Read the material below and tally how many lines hold the word "Turnpike", giving the number and nothing else.
*****
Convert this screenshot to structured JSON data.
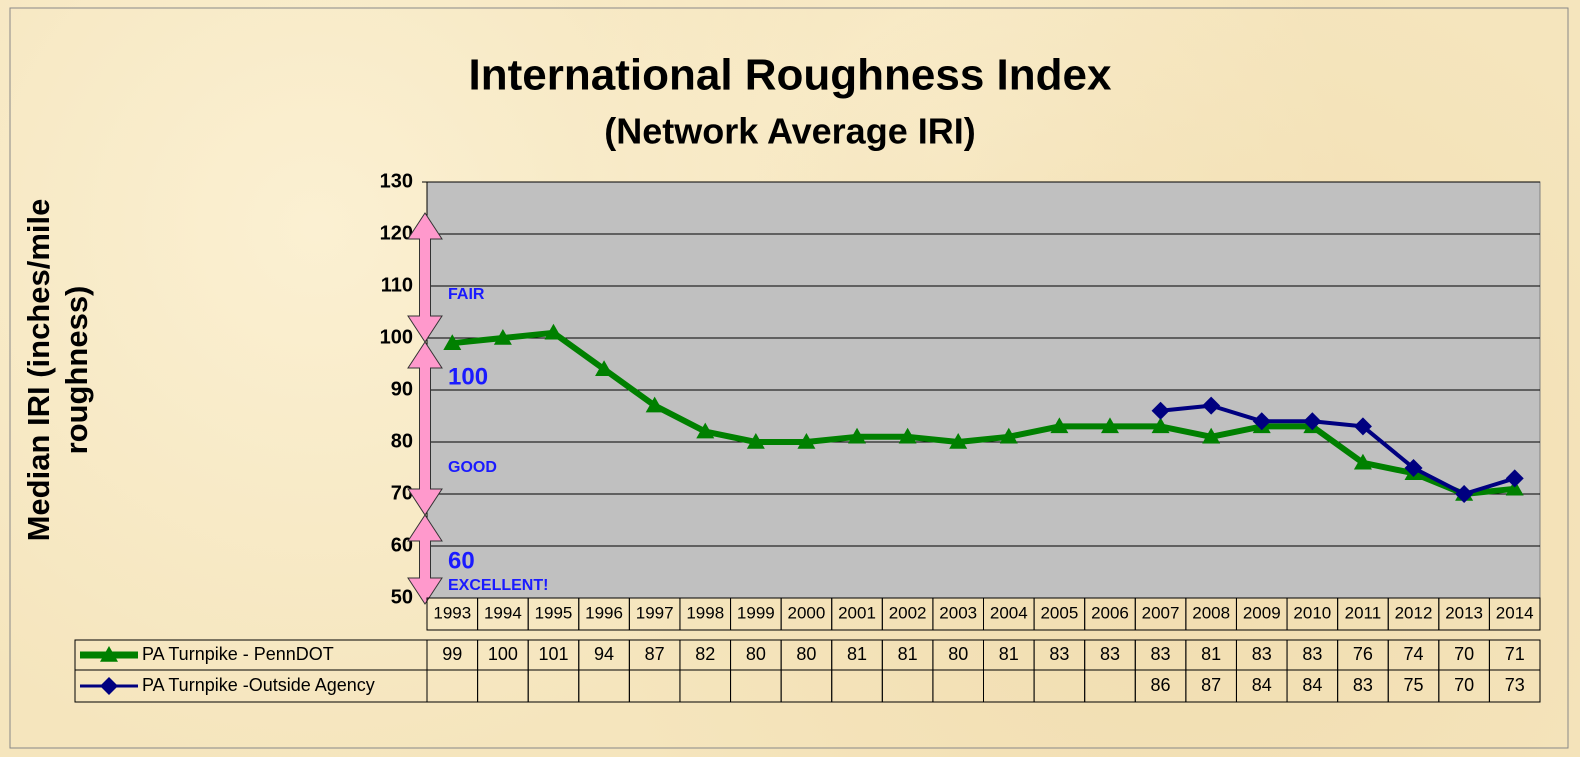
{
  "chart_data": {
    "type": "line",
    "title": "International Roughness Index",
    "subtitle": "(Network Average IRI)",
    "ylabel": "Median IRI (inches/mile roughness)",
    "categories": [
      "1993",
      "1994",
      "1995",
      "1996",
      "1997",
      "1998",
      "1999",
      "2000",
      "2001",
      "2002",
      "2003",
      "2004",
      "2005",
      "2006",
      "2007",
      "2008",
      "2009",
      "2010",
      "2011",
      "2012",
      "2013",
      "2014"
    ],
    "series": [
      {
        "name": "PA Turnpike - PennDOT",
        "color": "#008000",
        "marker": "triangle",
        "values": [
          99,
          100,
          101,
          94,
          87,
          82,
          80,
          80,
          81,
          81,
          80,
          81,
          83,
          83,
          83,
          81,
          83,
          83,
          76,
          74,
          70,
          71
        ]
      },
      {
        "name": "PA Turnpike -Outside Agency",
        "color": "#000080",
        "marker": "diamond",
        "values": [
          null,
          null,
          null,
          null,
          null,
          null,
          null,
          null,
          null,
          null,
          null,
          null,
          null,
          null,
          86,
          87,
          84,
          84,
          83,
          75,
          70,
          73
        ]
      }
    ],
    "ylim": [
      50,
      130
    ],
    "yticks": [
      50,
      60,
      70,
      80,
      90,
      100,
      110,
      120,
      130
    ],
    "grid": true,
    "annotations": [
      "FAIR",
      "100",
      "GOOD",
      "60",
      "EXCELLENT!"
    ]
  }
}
*****
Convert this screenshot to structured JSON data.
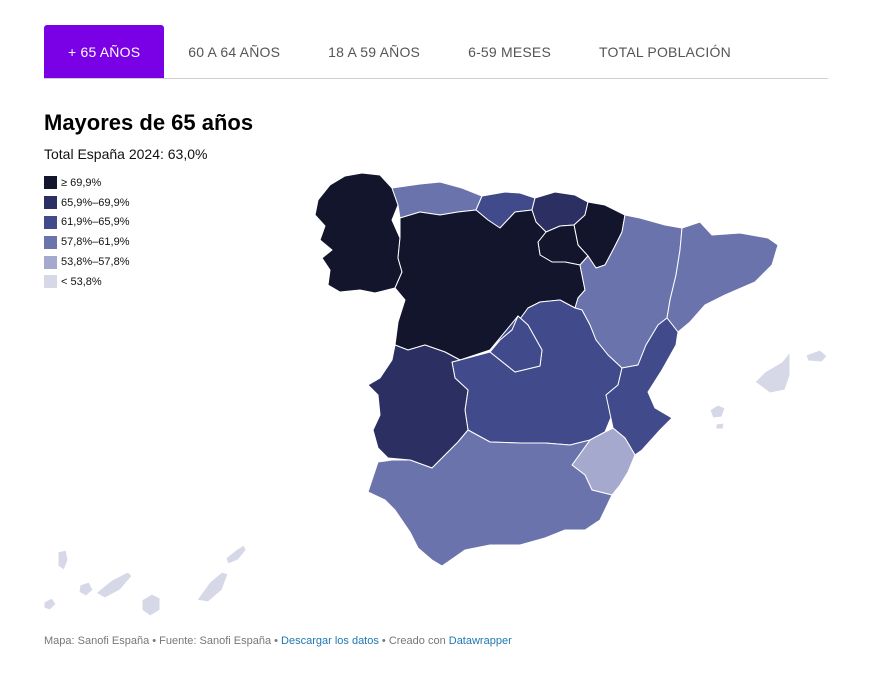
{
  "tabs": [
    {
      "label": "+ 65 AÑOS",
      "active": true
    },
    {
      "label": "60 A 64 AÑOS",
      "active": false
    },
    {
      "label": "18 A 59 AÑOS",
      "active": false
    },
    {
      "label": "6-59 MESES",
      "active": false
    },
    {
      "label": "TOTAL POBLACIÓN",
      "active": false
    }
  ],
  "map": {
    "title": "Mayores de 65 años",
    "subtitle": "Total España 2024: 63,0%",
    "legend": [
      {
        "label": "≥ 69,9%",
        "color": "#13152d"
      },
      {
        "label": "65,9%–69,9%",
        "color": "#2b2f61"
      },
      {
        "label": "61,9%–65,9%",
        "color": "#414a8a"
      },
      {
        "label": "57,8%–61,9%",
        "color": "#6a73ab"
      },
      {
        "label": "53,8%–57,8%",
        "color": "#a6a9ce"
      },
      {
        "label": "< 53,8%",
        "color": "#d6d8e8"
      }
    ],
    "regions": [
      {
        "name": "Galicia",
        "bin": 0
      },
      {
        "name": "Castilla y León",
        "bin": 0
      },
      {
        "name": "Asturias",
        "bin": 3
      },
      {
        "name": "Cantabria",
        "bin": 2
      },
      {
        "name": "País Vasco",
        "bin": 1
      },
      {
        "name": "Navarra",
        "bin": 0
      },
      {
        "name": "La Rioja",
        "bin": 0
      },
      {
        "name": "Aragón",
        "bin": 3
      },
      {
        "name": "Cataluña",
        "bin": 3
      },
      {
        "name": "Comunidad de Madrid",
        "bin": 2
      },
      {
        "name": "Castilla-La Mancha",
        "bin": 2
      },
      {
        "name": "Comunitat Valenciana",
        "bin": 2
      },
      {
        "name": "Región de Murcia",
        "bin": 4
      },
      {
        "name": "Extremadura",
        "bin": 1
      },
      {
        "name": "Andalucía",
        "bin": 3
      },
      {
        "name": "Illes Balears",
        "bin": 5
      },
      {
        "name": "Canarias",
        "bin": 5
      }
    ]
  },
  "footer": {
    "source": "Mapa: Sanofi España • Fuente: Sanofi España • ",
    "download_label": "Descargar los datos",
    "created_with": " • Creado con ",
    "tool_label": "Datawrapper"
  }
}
*****
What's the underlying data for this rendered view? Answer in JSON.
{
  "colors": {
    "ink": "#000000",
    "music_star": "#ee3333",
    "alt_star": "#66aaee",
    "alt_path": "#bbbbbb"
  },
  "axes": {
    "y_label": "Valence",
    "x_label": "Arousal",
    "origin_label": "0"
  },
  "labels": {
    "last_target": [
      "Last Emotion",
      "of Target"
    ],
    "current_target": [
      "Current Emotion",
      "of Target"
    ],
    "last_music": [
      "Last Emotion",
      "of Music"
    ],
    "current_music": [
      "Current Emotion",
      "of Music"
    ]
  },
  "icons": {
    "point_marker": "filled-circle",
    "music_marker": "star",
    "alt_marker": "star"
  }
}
*****
### Written answer
2